- _Stored data entries_:

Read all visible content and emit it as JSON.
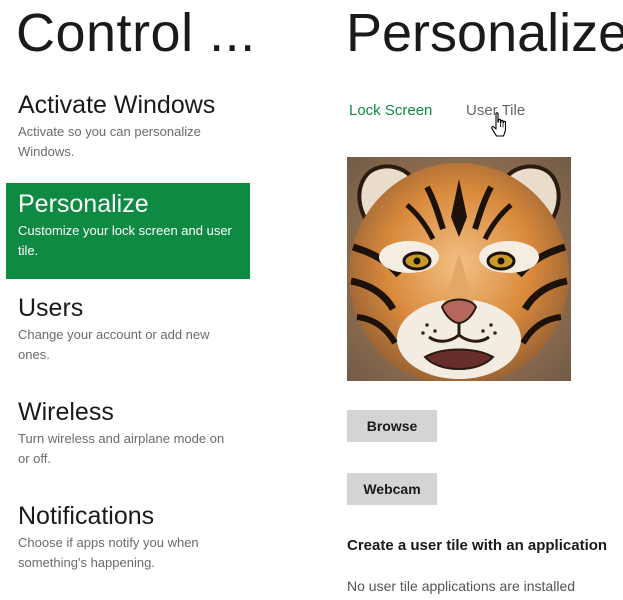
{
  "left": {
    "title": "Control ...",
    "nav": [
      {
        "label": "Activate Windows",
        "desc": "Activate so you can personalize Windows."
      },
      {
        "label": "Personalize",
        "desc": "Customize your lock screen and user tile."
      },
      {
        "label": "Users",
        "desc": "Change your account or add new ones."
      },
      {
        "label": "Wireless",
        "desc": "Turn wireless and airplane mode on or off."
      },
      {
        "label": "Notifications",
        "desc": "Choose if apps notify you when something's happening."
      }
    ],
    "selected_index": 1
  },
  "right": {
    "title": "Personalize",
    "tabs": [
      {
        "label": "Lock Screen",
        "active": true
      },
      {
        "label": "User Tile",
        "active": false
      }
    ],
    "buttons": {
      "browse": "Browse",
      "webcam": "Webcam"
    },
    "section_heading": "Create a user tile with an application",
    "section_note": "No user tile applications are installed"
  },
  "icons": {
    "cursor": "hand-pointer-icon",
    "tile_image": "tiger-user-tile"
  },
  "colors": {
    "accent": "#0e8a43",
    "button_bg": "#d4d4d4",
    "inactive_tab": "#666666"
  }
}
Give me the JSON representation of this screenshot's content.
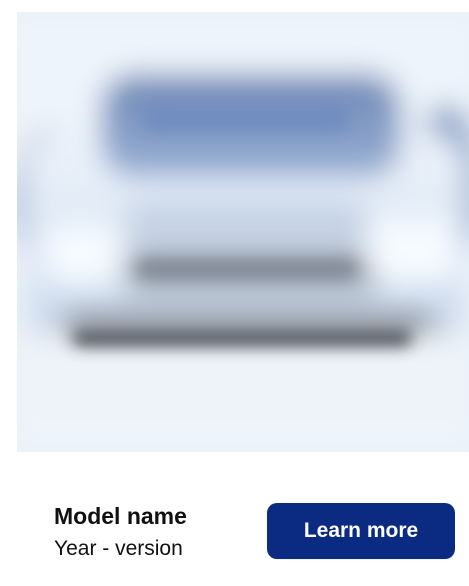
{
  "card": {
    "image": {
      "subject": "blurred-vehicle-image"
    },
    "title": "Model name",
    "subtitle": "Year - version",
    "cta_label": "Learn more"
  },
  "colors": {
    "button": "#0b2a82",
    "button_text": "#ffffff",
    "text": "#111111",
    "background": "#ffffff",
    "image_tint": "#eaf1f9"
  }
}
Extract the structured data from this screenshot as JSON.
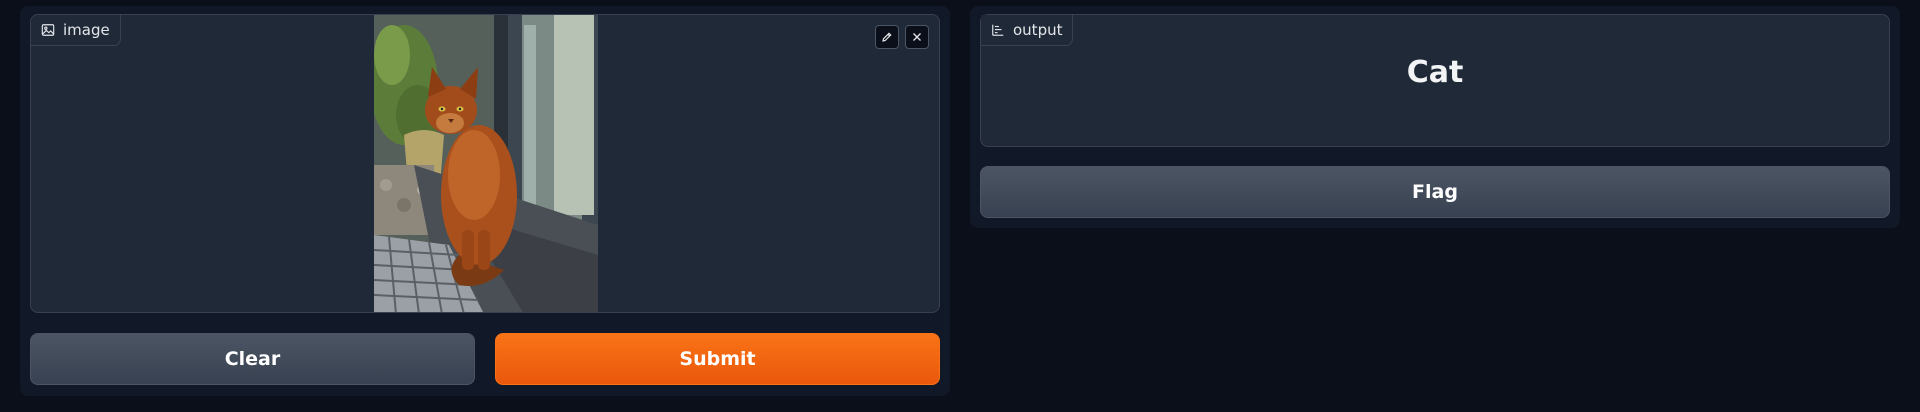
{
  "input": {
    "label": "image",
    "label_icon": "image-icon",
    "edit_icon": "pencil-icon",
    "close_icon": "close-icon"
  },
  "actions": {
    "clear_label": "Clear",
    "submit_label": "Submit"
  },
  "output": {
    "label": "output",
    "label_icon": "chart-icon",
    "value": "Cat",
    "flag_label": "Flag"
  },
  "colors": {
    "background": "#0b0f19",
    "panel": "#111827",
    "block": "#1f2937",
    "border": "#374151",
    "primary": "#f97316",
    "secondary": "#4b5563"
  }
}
--
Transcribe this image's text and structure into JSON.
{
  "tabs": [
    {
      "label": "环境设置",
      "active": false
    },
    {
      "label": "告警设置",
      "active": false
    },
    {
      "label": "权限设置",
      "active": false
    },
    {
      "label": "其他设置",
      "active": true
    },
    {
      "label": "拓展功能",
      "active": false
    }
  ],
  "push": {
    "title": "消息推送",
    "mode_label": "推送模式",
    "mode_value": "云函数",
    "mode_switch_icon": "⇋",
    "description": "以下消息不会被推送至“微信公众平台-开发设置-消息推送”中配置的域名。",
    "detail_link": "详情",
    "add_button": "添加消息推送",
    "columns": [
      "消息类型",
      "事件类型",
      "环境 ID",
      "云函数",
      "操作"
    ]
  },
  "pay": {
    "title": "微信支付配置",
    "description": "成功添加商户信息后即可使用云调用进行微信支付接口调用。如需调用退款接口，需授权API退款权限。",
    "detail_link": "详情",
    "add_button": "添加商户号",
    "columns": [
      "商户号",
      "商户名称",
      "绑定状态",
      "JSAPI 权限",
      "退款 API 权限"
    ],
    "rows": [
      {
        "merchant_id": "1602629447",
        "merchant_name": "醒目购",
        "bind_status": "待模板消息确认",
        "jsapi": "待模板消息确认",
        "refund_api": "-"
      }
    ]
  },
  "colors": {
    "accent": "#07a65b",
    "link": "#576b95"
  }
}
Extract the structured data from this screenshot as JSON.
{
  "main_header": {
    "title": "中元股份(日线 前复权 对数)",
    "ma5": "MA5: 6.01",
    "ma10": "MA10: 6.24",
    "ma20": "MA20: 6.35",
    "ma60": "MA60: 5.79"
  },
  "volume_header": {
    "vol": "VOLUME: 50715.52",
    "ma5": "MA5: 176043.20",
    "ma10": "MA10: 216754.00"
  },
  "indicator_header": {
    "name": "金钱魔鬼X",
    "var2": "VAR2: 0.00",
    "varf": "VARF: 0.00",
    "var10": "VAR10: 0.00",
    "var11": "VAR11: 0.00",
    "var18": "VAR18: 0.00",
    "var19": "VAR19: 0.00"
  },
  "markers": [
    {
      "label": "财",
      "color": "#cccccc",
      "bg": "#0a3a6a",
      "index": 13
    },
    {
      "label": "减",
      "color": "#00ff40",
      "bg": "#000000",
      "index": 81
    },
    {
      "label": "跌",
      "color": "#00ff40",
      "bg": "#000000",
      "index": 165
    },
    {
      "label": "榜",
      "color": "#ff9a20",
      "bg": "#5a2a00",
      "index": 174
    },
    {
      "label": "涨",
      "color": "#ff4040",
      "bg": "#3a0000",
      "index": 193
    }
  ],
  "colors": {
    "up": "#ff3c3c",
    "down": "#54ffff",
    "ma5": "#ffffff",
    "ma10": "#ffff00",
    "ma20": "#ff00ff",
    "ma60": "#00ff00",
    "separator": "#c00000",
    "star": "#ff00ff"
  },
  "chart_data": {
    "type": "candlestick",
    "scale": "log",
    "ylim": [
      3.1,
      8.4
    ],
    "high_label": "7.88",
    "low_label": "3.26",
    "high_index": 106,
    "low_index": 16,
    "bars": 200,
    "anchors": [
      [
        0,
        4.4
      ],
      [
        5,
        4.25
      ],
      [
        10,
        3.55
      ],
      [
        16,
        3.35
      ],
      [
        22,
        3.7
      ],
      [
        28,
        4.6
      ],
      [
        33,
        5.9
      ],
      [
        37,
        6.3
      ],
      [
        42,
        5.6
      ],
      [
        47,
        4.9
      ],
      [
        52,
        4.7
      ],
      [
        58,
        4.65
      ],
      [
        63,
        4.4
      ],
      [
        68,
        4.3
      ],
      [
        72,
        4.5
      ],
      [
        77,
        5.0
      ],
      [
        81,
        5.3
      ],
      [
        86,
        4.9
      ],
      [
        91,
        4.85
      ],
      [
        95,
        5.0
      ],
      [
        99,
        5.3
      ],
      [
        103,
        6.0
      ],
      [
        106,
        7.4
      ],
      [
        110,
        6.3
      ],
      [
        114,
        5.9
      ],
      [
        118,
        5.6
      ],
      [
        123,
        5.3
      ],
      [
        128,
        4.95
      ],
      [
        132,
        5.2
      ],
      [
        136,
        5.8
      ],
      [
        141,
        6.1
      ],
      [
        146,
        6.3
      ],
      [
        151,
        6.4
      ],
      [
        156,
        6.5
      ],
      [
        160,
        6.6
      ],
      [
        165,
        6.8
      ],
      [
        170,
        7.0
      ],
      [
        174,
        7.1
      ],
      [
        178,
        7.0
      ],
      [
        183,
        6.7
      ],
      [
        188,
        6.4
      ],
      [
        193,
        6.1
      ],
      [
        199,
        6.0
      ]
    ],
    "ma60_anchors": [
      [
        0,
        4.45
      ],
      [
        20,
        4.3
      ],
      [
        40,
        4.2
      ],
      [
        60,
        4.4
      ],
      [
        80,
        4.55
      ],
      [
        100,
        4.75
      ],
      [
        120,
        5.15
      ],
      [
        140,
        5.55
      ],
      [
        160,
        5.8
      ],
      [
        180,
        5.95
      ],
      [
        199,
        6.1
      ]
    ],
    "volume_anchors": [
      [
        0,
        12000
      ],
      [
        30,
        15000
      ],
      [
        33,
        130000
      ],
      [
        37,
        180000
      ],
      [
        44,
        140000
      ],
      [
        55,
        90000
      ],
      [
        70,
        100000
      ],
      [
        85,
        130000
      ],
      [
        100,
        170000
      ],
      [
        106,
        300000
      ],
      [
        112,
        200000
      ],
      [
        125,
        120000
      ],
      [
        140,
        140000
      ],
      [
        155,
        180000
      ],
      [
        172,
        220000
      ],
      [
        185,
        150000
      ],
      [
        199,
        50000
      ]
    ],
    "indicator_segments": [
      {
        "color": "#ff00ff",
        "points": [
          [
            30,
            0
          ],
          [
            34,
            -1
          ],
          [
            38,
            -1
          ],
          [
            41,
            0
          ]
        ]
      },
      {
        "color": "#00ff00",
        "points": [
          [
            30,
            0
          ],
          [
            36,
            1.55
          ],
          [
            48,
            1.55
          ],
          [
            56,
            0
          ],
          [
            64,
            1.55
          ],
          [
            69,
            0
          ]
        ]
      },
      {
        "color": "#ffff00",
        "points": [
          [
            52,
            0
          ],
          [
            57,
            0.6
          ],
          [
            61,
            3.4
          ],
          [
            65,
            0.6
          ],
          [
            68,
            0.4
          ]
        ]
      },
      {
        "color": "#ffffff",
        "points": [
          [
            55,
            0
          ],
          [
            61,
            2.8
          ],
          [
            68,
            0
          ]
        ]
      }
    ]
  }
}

- _Task to carry out_:
Copy out every line of the data that includes "Activate".

- _Final result_:
        "label": "Activate Windows",
        "desc": "Activate so you can personalize Windows."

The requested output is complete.